### INSTRUCTIONS TO FOLLOW
Repeat the records below exactly, leaving out every picture.

### Collected data

Start

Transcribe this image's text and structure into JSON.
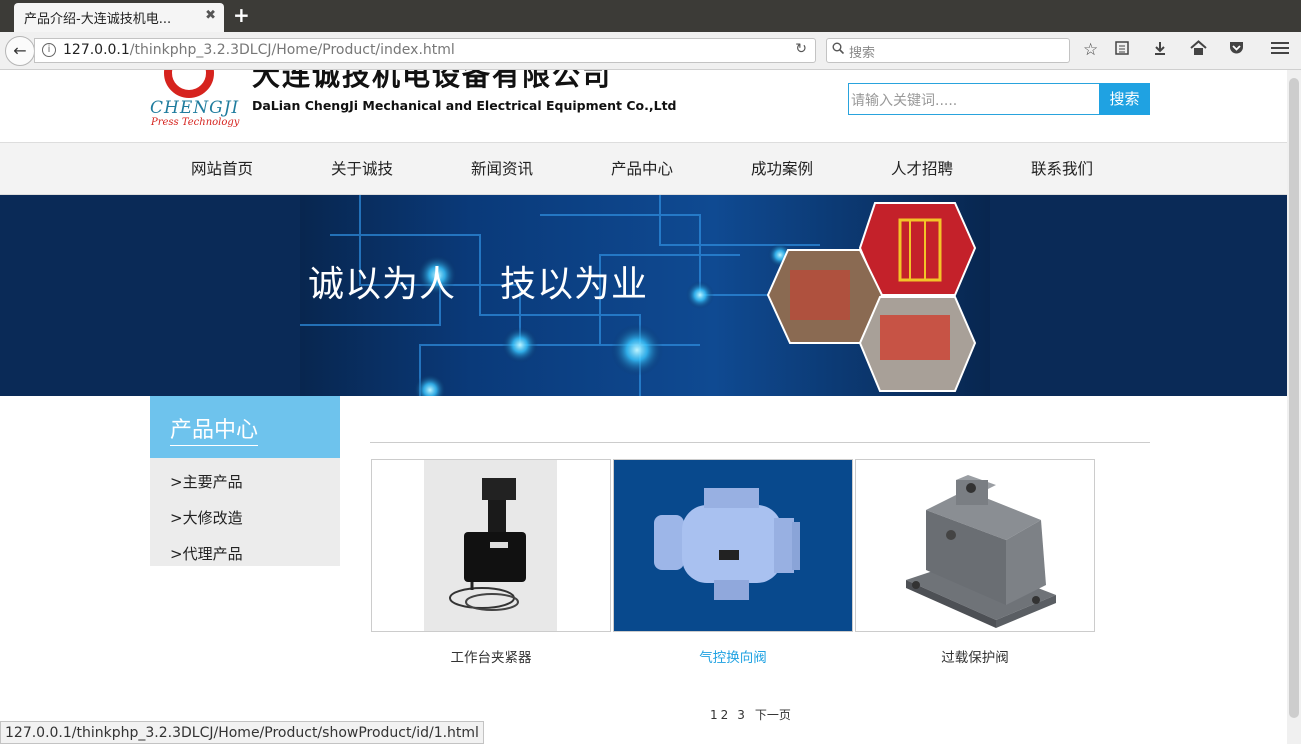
{
  "browser": {
    "tab_title": "产品介绍-大连诚技机电...",
    "tab_close": "✖",
    "new_tab": "+",
    "back": "←",
    "url_host": "127.0.0.1",
    "url_path": "/thinkphp_3.2.3DLCJ/Home/Product/index.html",
    "reload": "↻",
    "search_placeholder": "搜索",
    "status_url": "127.0.0.1/thinkphp_3.2.3DLCJ/Home/Product/showProduct/id/1.html"
  },
  "header": {
    "company_cn": "大连诚技机电设备有限公司",
    "company_en": "DaLian ChengJi Mechanical and Electrical Equipment Co.,Ltd",
    "logo_text": "CHENGJI",
    "logo_sub": "Press Technology",
    "search_placeholder": "请输入关键词.....",
    "search_button": "搜索"
  },
  "nav": {
    "items": [
      "网站首页",
      "关于诚技",
      "新闻资讯",
      "产品中心",
      "成功案例",
      "人才招聘",
      "联系我们"
    ]
  },
  "banner": {
    "slogan1": "诚以为人",
    "slogan2": "技以为业"
  },
  "sidebar": {
    "title": "产品中心",
    "items": [
      ">主要产品",
      ">大修改造",
      ">代理产品"
    ]
  },
  "products": [
    {
      "name": "工作台夹紧器",
      "highlight": false
    },
    {
      "name": "气控换向阀",
      "highlight": true
    },
    {
      "name": "过载保护阀",
      "highlight": false
    }
  ],
  "pager": {
    "pages": [
      "1",
      "2",
      "3"
    ],
    "next": "下一页"
  },
  "colors": {
    "accent": "#1fa2e2",
    "sidebar_head": "#6ec3ed",
    "banner_bg": "#0a2a57",
    "highlight_text": "#1fa2e2"
  }
}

End

### WRITTEN RESPONSE
Transcribe this image's text and structure into JSON.
{
  "browser": {
    "tab_title": "产品介绍-大连诚技机电...",
    "tab_close": "✖",
    "new_tab": "+",
    "back": "←",
    "url_host": "127.0.0.1",
    "url_path": "/thinkphp_3.2.3DLCJ/Home/Product/index.html",
    "reload": "↻",
    "search_placeholder": "搜索",
    "status_url": "127.0.0.1/thinkphp_3.2.3DLCJ/Home/Product/showProduct/id/1.html"
  },
  "header": {
    "company_cn": "大连诚技机电设备有限公司",
    "company_en": "DaLian ChengJi Mechanical and Electrical Equipment Co.,Ltd",
    "logo_text": "CHENGJI",
    "logo_sub": "Press Technology",
    "search_placeholder": "请输入关键词.....",
    "search_button": "搜索"
  },
  "nav": {
    "items": [
      "网站首页",
      "关于诚技",
      "新闻资讯",
      "产品中心",
      "成功案例",
      "人才招聘",
      "联系我们"
    ]
  },
  "banner": {
    "slogan1": "诚以为人",
    "slogan2": "技以为业"
  },
  "sidebar": {
    "title": "产品中心",
    "items": [
      ">主要产品",
      ">大修改造",
      ">代理产品"
    ]
  },
  "products": [
    {
      "name": "工作台夹紧器",
      "highlight": false
    },
    {
      "name": "气控换向阀",
      "highlight": true
    },
    {
      "name": "过载保护阀",
      "highlight": false
    }
  ],
  "pager": {
    "pages": [
      "1",
      "2",
      "3"
    ],
    "next": "下一页"
  },
  "colors": {
    "accent": "#1fa2e2",
    "sidebar_head": "#6ec3ed",
    "banner_bg": "#0a2a57",
    "highlight_text": "#1fa2e2"
  }
}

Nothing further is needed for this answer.